Stored data entries:
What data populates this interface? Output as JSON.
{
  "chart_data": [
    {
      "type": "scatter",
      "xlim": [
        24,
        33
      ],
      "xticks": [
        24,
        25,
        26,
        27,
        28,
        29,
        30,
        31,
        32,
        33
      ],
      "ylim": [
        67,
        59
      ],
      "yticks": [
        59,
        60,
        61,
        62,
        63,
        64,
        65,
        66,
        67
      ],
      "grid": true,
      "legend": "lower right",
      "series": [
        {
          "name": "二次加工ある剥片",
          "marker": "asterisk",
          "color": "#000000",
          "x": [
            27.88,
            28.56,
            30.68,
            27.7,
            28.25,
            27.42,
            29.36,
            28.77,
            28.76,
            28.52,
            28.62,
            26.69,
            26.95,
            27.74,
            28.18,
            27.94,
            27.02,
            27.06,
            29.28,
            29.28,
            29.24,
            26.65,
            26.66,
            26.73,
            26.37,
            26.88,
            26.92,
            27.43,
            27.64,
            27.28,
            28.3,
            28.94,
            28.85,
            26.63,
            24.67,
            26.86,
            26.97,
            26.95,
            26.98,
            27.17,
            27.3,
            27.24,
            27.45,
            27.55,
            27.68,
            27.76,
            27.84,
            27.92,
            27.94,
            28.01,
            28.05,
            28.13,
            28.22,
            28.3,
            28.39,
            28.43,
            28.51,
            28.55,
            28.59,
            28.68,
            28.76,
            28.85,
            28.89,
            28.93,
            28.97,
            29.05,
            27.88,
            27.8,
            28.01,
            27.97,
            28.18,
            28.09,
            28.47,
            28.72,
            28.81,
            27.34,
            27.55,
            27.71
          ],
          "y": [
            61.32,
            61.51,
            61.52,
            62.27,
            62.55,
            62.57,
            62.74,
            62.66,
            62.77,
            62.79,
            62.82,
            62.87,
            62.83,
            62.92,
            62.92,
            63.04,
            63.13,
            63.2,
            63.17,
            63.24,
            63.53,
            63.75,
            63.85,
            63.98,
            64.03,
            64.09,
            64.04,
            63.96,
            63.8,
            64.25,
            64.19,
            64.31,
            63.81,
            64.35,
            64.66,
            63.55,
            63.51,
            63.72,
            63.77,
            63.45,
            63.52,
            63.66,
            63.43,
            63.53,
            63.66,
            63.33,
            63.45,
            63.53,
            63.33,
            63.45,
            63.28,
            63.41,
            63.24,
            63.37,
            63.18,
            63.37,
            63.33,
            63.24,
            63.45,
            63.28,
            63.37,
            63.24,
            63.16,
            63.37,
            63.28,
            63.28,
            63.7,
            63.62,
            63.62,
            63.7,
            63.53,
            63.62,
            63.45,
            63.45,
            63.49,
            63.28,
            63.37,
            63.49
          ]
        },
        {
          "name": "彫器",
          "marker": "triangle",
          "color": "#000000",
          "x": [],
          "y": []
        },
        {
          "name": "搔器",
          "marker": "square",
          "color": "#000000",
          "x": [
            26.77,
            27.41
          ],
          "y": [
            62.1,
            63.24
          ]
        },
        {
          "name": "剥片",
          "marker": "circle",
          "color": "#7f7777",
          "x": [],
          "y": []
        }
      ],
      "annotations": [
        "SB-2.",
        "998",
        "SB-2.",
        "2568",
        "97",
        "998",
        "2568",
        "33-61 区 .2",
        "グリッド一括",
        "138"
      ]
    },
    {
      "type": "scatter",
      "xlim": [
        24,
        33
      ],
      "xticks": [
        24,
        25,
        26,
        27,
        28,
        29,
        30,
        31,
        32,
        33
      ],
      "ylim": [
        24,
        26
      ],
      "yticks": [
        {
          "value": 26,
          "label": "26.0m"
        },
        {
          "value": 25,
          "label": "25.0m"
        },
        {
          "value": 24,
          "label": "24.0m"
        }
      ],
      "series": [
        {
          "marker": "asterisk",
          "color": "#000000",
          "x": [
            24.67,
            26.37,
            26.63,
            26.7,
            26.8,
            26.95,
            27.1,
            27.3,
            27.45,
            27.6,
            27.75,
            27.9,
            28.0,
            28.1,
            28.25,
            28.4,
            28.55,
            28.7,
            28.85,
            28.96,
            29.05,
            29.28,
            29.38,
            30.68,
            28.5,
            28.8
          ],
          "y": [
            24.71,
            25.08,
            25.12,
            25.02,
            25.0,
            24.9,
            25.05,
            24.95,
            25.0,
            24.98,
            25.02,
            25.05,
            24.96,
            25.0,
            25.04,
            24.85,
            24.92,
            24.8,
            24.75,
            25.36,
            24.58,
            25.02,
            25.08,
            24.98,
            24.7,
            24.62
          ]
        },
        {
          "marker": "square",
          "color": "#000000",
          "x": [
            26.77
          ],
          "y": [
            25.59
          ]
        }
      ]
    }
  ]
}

Aim: All of the entries above should be written out again exactly.

Result for this task:
What data populates this interface? Output as JSON.
{
  "chart_data": [
    {
      "type": "scatter",
      "xlim": [
        24,
        33
      ],
      "xticks": [
        24,
        25,
        26,
        27,
        28,
        29,
        30,
        31,
        32,
        33
      ],
      "ylim": [
        67,
        59
      ],
      "yticks": [
        59,
        60,
        61,
        62,
        63,
        64,
        65,
        66,
        67
      ],
      "grid": true,
      "legend": "lower right",
      "series": [
        {
          "name": "二次加工ある剥片",
          "marker": "asterisk",
          "color": "#000000",
          "x": [
            27.88,
            28.56,
            30.68,
            27.7,
            28.25,
            27.42,
            29.36,
            28.77,
            28.76,
            28.52,
            28.62,
            26.69,
            26.95,
            27.74,
            28.18,
            27.94,
            27.02,
            27.06,
            29.28,
            29.28,
            29.24,
            26.65,
            26.66,
            26.73,
            26.37,
            26.88,
            26.92,
            27.43,
            27.64,
            27.28,
            28.3,
            28.94,
            28.85,
            26.63,
            24.67,
            26.86,
            26.97,
            26.95,
            26.98,
            27.17,
            27.3,
            27.24,
            27.45,
            27.55,
            27.68,
            27.76,
            27.84,
            27.92,
            27.94,
            28.01,
            28.05,
            28.13,
            28.22,
            28.3,
            28.39,
            28.43,
            28.51,
            28.55,
            28.59,
            28.68,
            28.76,
            28.85,
            28.89,
            28.93,
            28.97,
            29.05,
            27.88,
            27.8,
            28.01,
            27.97,
            28.18,
            28.09,
            28.47,
            28.72,
            28.81,
            27.34,
            27.55,
            27.71
          ],
          "y": [
            61.32,
            61.51,
            61.52,
            62.27,
            62.55,
            62.57,
            62.74,
            62.66,
            62.77,
            62.79,
            62.82,
            62.87,
            62.83,
            62.92,
            62.92,
            63.04,
            63.13,
            63.2,
            63.17,
            63.24,
            63.53,
            63.75,
            63.85,
            63.98,
            64.03,
            64.09,
            64.04,
            63.96,
            63.8,
            64.25,
            64.19,
            64.31,
            63.81,
            64.35,
            64.66,
            63.55,
            63.51,
            63.72,
            63.77,
            63.45,
            63.52,
            63.66,
            63.43,
            63.53,
            63.66,
            63.33,
            63.45,
            63.53,
            63.33,
            63.45,
            63.28,
            63.41,
            63.24,
            63.37,
            63.18,
            63.37,
            63.33,
            63.24,
            63.45,
            63.28,
            63.37,
            63.24,
            63.16,
            63.37,
            63.28,
            63.28,
            63.7,
            63.62,
            63.62,
            63.7,
            63.53,
            63.62,
            63.45,
            63.45,
            63.49,
            63.28,
            63.37,
            63.49
          ]
        },
        {
          "name": "彫器",
          "marker": "triangle",
          "color": "#000000",
          "x": [],
          "y": []
        },
        {
          "name": "搔器",
          "marker": "square",
          "color": "#000000",
          "x": [
            26.77,
            27.41
          ],
          "y": [
            62.1,
            63.24
          ]
        },
        {
          "name": "剥片",
          "marker": "circle",
          "color": "#7f7777",
          "x": [],
          "y": []
        }
      ],
      "annotations": [
        "SB-2.",
        "998",
        "SB-2.",
        "2568",
        "97",
        "998",
        "2568",
        "33-61 区 .2",
        "グリッド一括",
        "138"
      ]
    },
    {
      "type": "scatter",
      "xlim": [
        24,
        33
      ],
      "xticks": [
        24,
        25,
        26,
        27,
        28,
        29,
        30,
        31,
        32,
        33
      ],
      "ylim": [
        24,
        26
      ],
      "yticks": [
        {
          "value": 26,
          "label": "26.0m"
        },
        {
          "value": 25,
          "label": "25.0m"
        },
        {
          "value": 24,
          "label": "24.0m"
        }
      ],
      "series": [
        {
          "marker": "asterisk",
          "color": "#000000",
          "x": [
            24.67,
            26.37,
            26.63,
            26.7,
            26.8,
            26.95,
            27.1,
            27.3,
            27.45,
            27.6,
            27.75,
            27.9,
            28.0,
            28.1,
            28.25,
            28.4,
            28.55,
            28.7,
            28.85,
            28.96,
            29.05,
            29.28,
            29.38,
            30.68,
            28.5,
            28.8
          ],
          "y": [
            24.71,
            25.08,
            25.12,
            25.02,
            25.0,
            24.9,
            25.05,
            24.95,
            25.0,
            24.98,
            25.02,
            25.05,
            24.96,
            25.0,
            25.04,
            24.85,
            24.92,
            24.8,
            24.75,
            25.36,
            24.58,
            25.02,
            25.08,
            24.98,
            24.7,
            24.62
          ]
        },
        {
          "marker": "square",
          "color": "#000000",
          "x": [
            26.77
          ],
          "y": [
            25.59
          ]
        }
      ]
    }
  ]
}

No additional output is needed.